> _What you should do_
With the pictures left out, copy the listing below exactly.

> _Exercise material_

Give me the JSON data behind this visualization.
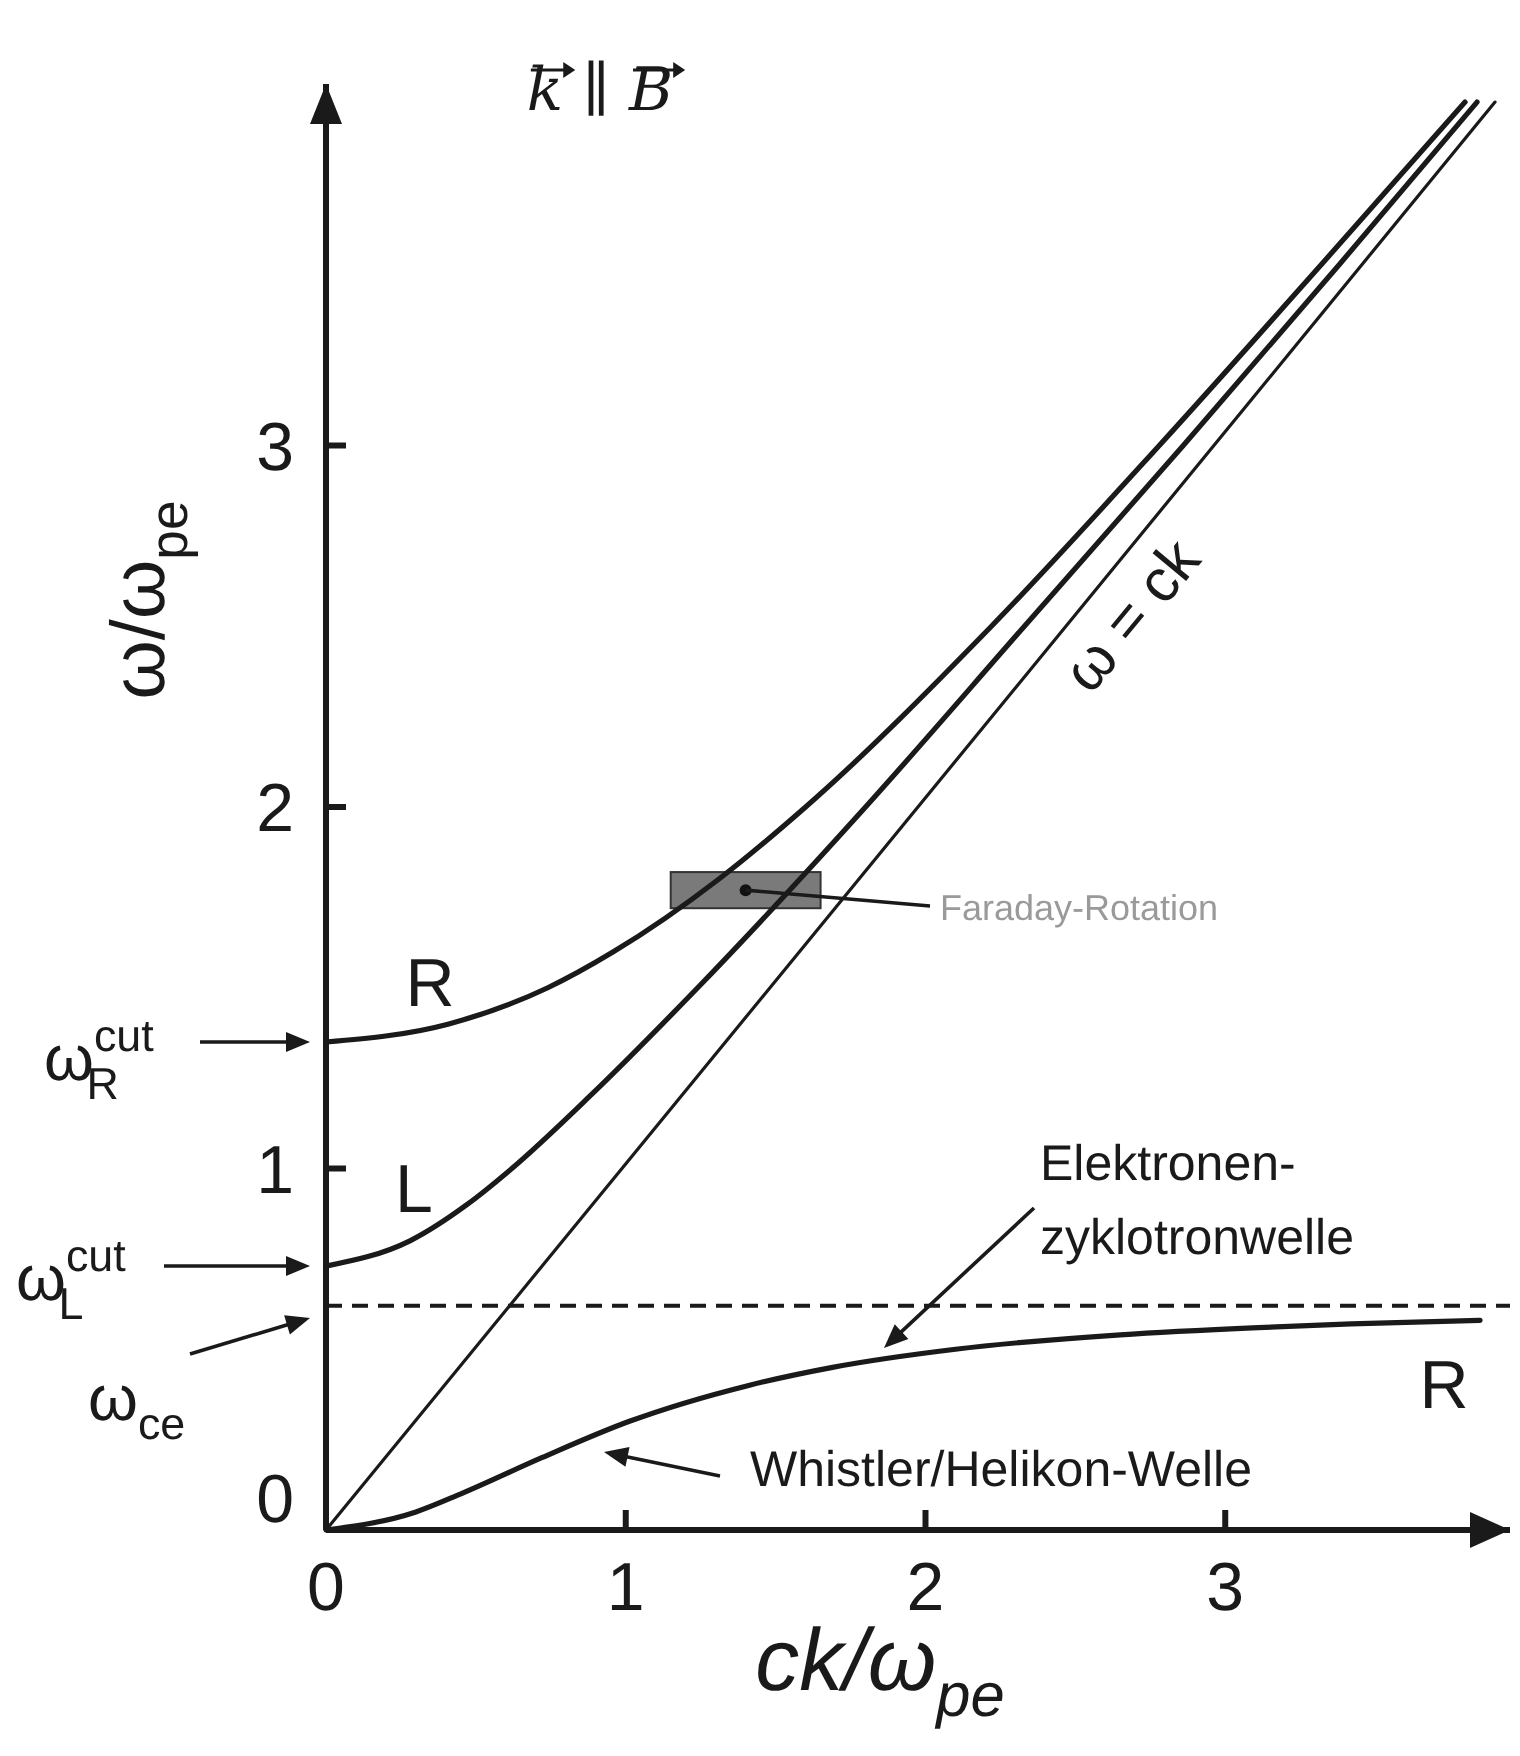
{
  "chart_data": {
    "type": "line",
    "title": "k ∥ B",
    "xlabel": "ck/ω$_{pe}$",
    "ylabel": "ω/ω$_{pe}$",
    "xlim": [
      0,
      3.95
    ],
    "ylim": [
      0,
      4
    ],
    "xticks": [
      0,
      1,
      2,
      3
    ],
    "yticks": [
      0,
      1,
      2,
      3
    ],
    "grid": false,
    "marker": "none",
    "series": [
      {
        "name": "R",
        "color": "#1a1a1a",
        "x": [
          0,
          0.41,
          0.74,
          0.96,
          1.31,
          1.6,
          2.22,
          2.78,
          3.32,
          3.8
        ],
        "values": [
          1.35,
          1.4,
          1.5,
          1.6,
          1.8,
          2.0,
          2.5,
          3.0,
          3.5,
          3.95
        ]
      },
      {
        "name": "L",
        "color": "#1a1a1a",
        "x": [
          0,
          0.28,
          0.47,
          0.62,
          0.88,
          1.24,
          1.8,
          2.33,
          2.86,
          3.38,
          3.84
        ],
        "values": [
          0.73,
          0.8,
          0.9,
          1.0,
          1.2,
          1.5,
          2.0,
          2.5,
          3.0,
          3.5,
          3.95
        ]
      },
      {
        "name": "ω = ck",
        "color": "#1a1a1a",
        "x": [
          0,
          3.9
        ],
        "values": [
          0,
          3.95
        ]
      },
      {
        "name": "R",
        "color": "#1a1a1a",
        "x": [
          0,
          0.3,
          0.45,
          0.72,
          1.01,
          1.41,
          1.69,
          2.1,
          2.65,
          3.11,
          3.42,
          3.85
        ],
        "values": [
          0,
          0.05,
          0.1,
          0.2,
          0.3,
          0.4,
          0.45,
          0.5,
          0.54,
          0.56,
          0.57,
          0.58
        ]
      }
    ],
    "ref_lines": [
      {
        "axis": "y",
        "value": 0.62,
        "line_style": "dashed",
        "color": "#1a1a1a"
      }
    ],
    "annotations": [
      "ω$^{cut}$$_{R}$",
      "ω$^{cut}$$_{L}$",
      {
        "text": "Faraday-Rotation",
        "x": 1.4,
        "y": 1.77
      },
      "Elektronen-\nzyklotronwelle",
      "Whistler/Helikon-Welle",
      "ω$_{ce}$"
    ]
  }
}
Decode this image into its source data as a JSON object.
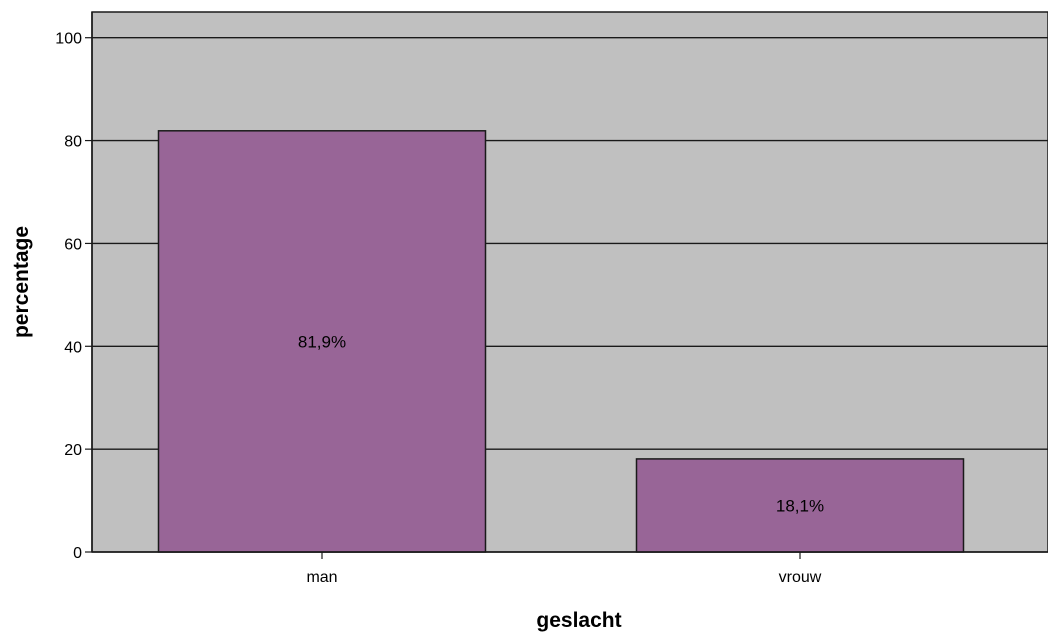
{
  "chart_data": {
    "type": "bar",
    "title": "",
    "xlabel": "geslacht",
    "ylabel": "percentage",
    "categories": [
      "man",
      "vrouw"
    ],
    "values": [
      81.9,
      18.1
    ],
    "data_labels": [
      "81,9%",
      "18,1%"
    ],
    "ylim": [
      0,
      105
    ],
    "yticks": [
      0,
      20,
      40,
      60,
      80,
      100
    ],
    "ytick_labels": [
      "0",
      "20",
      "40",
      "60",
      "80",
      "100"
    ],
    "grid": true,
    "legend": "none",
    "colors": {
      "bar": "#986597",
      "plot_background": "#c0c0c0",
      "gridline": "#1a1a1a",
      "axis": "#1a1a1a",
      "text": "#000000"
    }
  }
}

> _Exercise solution_
Give me the JSON data behind this visualization.
{
  "chart_data": {
    "type": "line",
    "title": "k ∥ B",
    "xlabel": "ck/ω$_{pe}$",
    "ylabel": "ω/ω$_{pe}$",
    "xlim": [
      0,
      3.95
    ],
    "ylim": [
      0,
      4
    ],
    "xticks": [
      0,
      1,
      2,
      3
    ],
    "yticks": [
      0,
      1,
      2,
      3
    ],
    "grid": false,
    "marker": "none",
    "series": [
      {
        "name": "R",
        "color": "#1a1a1a",
        "x": [
          0,
          0.41,
          0.74,
          0.96,
          1.31,
          1.6,
          2.22,
          2.78,
          3.32,
          3.8
        ],
        "values": [
          1.35,
          1.4,
          1.5,
          1.6,
          1.8,
          2.0,
          2.5,
          3.0,
          3.5,
          3.95
        ]
      },
      {
        "name": "L",
        "color": "#1a1a1a",
        "x": [
          0,
          0.28,
          0.47,
          0.62,
          0.88,
          1.24,
          1.8,
          2.33,
          2.86,
          3.38,
          3.84
        ],
        "values": [
          0.73,
          0.8,
          0.9,
          1.0,
          1.2,
          1.5,
          2.0,
          2.5,
          3.0,
          3.5,
          3.95
        ]
      },
      {
        "name": "ω = ck",
        "color": "#1a1a1a",
        "x": [
          0,
          3.9
        ],
        "values": [
          0,
          3.95
        ]
      },
      {
        "name": "R",
        "color": "#1a1a1a",
        "x": [
          0,
          0.3,
          0.45,
          0.72,
          1.01,
          1.41,
          1.69,
          2.1,
          2.65,
          3.11,
          3.42,
          3.85
        ],
        "values": [
          0,
          0.05,
          0.1,
          0.2,
          0.3,
          0.4,
          0.45,
          0.5,
          0.54,
          0.56,
          0.57,
          0.58
        ]
      }
    ],
    "ref_lines": [
      {
        "axis": "y",
        "value": 0.62,
        "line_style": "dashed",
        "color": "#1a1a1a"
      }
    ],
    "annotations": [
      "ω$^{cut}$$_{R}$",
      "ω$^{cut}$$_{L}$",
      {
        "text": "Faraday-Rotation",
        "x": 1.4,
        "y": 1.77
      },
      "Elektronen-\nzyklotronwelle",
      "Whistler/Helikon-Welle",
      "ω$_{ce}$"
    ]
  }
}
Decode this image into its source data as a JSON object.
{
  "chart_data": {
    "type": "bar",
    "title": "",
    "xlabel": "geslacht",
    "ylabel": "percentage",
    "categories": [
      "man",
      "vrouw"
    ],
    "values": [
      81.9,
      18.1
    ],
    "data_labels": [
      "81,9%",
      "18,1%"
    ],
    "ylim": [
      0,
      105
    ],
    "yticks": [
      0,
      20,
      40,
      60,
      80,
      100
    ],
    "ytick_labels": [
      "0",
      "20",
      "40",
      "60",
      "80",
      "100"
    ],
    "grid": true,
    "legend": "none",
    "colors": {
      "bar": "#986597",
      "plot_background": "#c0c0c0",
      "gridline": "#1a1a1a",
      "axis": "#1a1a1a",
      "text": "#000000"
    }
  }
}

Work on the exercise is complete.